_Problem details_
Update the material from its first line through the line containing "The CTC 31 is at (90, 308).", including both, so that "reaction chamber" reads "reaction vessel" and nothing else changes, and give only those lines.

━━━ Stored rows ━━━

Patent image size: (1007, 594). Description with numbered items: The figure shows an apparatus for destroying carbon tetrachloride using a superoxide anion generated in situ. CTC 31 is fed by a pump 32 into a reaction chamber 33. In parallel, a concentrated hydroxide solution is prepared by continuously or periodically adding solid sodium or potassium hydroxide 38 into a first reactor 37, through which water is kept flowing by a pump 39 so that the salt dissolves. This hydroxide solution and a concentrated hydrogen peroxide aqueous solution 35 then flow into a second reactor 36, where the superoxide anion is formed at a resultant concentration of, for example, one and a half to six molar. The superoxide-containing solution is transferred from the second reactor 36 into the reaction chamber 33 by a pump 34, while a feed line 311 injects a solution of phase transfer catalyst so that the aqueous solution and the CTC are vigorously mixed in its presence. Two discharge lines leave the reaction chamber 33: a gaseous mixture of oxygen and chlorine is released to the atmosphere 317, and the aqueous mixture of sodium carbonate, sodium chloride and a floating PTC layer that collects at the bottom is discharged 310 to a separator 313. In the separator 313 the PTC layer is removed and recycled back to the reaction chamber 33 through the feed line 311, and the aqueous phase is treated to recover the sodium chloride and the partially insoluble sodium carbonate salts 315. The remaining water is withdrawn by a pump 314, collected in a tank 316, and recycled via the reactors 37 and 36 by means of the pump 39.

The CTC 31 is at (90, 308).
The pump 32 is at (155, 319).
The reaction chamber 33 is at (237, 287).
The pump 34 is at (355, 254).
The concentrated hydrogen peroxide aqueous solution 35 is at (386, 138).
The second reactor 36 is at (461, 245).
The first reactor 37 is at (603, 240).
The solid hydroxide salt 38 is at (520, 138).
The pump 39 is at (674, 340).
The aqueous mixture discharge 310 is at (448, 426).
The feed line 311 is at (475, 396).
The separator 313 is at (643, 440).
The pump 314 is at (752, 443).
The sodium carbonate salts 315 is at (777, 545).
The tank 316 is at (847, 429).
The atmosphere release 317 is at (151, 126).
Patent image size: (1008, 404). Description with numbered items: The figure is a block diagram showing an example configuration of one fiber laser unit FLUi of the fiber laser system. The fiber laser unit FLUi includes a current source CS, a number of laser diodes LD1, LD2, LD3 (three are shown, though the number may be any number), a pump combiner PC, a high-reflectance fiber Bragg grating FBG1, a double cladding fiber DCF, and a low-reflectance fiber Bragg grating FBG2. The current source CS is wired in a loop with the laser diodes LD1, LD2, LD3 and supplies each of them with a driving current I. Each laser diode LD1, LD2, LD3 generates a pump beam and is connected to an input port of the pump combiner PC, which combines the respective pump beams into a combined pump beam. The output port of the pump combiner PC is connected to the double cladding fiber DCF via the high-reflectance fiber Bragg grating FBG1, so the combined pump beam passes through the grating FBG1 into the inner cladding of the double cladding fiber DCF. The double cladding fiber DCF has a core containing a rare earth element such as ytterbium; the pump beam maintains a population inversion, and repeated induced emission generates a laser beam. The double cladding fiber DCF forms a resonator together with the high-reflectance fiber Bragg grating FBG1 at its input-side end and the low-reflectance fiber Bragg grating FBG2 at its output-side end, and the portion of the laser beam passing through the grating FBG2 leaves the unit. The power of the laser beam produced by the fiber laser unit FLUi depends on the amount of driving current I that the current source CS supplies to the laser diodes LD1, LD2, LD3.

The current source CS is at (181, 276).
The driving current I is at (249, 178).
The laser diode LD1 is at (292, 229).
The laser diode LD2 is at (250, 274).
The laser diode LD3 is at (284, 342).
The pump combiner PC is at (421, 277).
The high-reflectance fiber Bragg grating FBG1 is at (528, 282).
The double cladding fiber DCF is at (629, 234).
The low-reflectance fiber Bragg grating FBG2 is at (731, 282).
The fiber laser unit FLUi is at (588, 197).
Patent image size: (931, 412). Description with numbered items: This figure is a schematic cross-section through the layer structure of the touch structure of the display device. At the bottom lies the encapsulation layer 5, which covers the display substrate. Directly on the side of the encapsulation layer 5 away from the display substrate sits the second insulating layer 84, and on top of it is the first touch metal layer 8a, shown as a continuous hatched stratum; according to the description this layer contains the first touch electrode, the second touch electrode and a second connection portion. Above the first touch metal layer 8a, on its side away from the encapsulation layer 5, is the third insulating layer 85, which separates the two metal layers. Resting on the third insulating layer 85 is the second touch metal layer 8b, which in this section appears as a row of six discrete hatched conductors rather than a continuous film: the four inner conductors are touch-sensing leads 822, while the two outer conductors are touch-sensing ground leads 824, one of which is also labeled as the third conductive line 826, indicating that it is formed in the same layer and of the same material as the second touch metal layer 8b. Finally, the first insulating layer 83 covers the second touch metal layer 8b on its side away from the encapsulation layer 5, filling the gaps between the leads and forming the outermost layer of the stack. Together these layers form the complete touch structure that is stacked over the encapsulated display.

━━━

_The result_
Patent image size: (1007, 594). Description with numbered items: The figure shows an apparatus for destroying carbon tetrachloride using a superoxide anion generated in situ. CTC 31 is fed by a pump 32 into a reaction vessel 33. In parallel, a concentrated hydroxide solution is prepared by continuously or periodically adding solid sodium or potassium hydroxide 38 into a first reactor 37, through which water is kept flowing by a pump 39 so that the salt dissolves. This hydroxide solution and a concentrated hydrogen peroxide aqueous solution 35 then flow into a second reactor 36, where the superoxide anion is formed at a resultant concentration of, for example, one and a half to six molar. The superoxide-containing solution is transferred from the second reactor 36 into the reaction vessel 33 by a pump 34, while a feed line 311 injects a solution of phase transfer catalyst so that the aqueous solution and the CTC are vigorously mixed in its presence. Two discharge lines leave the reaction vessel 33: a gaseous mixture of oxygen and chlorine is released to the atmosphere 317, and the aqueous mixture of sodium carbonate, sodium chloride and a floating PTC layer that collects at the bottom is discharged 310 to a separator 313. In the separator 313 the PTC layer is removed and recycled back to the reaction vessel 33 through the feed line 311, and the aqueous phase is treated to recover the sodium chloride and the partially insoluble sodium carbonate salts 315. The remaining water is withdrawn by a pump 314, collected in a tank 316, and recycled via the reactors 37 and 36 by means of the pump 39.

The CTC 31 is at (90, 308).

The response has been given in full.